→ **Task brief**: Write out each entry, exactly the way it appears.

→ **Given data**:
========================================

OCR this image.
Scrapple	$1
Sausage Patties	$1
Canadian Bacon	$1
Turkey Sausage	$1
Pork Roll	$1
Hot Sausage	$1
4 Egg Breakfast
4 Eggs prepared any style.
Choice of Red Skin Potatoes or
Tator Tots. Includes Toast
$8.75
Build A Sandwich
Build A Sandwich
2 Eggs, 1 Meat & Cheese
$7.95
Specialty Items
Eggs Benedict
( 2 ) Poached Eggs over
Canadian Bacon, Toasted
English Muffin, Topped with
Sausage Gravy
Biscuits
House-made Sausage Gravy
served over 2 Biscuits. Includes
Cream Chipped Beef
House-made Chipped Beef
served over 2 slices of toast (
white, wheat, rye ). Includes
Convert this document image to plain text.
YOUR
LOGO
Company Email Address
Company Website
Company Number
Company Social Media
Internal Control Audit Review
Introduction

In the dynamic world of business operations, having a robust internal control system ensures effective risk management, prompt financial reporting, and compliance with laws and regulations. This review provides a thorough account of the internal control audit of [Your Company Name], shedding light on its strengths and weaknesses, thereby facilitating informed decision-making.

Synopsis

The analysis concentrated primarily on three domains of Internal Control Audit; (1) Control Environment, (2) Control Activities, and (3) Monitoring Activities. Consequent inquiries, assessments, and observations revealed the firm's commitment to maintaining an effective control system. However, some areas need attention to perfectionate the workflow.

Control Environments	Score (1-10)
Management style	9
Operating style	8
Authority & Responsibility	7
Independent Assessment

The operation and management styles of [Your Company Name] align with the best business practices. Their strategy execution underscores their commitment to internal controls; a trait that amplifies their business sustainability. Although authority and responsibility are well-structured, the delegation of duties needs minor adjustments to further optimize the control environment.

========================================

→ **Final result**:
OCR this image.
Scrapple	$1
Sausage Patties	$1
Canadian Bacon	$1
Turkey Sausage	$1
Pork Roll	$1
Hot Sausage	$1
4 Egg Breakfast
4 Eggs prepared any style.
Choice of Red Skin Potatoes or
Tator Tots. Includes Toast
$8.75
Build A Sandwich
Build A Sandwich
2 Eggs, 1 Meat & Cheese
$7.95
Specialty Items
Eggs Benedict
( 2 ) Poached Eggs over
Canadian Bacon, Toasted
English Muffin, Topped with
Sausage Gravy
Biscuits
House-made Sausage Gravy
served over 2 Biscuits. Includes
Cream Chipped Beef
House-made Chipped Beef
served over 2 slices of toast (
white, wheat, rye ). Includes
Convert this document image to plain text.
YOUR
LOGO
Company Email Address
Company Website
Company Number
Company Social Media
Internal Control Audit Review
Introduction

In the dynamic world of business operations, having a robust internal control system ensures effective risk management, prompt financial reporting, and compliance with laws and regulations. This review provides a thorough account of the internal control audit of [Your Company Name], shedding light on its strengths and weaknesses, thereby facilitating informed decision-making.

Synopsis

The analysis concentrated primarily on three domains of Internal Control Audit; (1) Control Environment, (2) Control Activities, and (3) Monitoring Activities. Consequent inquiries, assessments, and observations revealed the firm's commitment to maintaining an effective control system. However, some areas need attention to perfectionate the workflow.

Control Environments	Score (1-10)
Management style	9
Operating style	8
Authority & Responsibility	7
Independent Assessment

The operation and management styles of [Your Company Name] align with the best business practices. Their strategy execution underscores their commitment to internal controls; a trait that amplifies their business sustainability. Although authority and responsibility are well-structured, the delegation of duties needs minor adjustments to further optimize the control environment.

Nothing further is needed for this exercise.